-- START OF The data --

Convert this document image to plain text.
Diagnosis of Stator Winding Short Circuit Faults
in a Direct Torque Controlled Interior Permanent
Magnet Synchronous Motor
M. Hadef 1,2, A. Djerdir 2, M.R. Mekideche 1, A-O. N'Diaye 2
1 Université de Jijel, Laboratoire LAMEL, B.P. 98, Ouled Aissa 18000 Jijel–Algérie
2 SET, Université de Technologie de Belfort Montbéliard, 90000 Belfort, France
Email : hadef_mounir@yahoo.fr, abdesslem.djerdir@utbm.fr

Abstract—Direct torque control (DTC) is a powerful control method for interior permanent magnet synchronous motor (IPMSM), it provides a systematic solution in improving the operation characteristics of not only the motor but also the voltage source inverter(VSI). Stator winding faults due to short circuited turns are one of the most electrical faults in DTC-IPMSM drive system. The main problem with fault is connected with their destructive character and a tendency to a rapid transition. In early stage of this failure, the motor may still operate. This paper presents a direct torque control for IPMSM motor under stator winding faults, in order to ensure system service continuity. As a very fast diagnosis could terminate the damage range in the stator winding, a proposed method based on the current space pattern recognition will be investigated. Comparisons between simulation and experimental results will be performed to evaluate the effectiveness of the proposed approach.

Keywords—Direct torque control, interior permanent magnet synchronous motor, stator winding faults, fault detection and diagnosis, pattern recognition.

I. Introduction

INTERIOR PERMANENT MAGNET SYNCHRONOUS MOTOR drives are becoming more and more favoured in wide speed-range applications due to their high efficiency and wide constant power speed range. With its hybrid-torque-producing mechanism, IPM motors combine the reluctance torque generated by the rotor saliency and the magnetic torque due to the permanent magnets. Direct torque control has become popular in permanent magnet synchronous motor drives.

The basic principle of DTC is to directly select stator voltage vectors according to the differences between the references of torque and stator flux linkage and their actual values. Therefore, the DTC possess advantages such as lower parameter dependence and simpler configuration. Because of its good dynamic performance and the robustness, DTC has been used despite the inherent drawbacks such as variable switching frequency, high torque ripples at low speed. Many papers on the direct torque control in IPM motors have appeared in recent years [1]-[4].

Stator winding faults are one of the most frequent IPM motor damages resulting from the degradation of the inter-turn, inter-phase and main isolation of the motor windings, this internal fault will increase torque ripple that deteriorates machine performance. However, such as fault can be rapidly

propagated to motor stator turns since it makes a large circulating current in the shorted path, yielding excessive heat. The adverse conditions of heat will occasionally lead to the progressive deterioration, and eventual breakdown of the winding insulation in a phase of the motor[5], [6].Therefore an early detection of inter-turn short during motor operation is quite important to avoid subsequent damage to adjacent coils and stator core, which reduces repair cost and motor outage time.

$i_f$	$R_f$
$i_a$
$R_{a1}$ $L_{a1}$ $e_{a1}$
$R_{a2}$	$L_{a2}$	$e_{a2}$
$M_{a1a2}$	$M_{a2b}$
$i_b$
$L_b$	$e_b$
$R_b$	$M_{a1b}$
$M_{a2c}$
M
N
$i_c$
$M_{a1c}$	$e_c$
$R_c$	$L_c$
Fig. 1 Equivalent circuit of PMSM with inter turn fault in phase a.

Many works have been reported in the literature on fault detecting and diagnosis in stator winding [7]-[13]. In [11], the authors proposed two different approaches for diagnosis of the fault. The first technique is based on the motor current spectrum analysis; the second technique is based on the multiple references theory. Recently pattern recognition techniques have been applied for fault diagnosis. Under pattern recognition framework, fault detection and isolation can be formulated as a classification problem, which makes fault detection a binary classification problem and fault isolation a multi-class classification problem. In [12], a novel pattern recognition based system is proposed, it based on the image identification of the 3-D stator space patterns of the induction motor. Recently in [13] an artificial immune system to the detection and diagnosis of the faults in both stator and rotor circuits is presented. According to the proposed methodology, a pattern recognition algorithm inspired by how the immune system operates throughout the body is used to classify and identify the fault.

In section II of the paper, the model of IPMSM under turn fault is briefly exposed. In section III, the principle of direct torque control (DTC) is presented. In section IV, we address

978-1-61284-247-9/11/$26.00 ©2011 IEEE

-- END OF The data --
-- START OF The data --

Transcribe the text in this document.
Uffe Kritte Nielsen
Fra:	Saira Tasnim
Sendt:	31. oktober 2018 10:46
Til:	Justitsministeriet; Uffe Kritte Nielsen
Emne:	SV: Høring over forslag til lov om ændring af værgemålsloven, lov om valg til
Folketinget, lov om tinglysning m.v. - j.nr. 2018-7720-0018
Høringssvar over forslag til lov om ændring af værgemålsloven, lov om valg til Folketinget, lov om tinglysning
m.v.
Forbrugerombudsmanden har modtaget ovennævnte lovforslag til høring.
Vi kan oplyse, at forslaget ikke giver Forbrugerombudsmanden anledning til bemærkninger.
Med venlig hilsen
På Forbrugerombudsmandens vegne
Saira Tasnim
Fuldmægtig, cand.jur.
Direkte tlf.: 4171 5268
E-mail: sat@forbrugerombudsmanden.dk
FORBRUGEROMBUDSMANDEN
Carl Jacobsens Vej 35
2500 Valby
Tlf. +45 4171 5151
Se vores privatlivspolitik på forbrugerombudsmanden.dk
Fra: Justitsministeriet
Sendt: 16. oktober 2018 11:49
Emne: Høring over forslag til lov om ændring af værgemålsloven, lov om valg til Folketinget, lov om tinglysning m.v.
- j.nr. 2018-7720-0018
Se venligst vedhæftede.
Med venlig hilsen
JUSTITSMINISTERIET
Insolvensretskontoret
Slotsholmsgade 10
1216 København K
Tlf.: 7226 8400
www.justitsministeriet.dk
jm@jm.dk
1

-- END OF The data --

▸ **Work to be completed**
Lines that hold the word "Folketinget" are the ones to return, every one of them.

▸ **Full answer**
Folketinget, lov om tinglysning m.v. - j.nr. 2018-7720-0018
Høringssvar over forslag til lov om ændring af værgemålsloven, lov om valg til Folketinget, lov om tinglysning
Emne: Høring over forslag til lov om ændring af værgemålsloven, lov om valg til Folketinget, lov om tinglysning m.v.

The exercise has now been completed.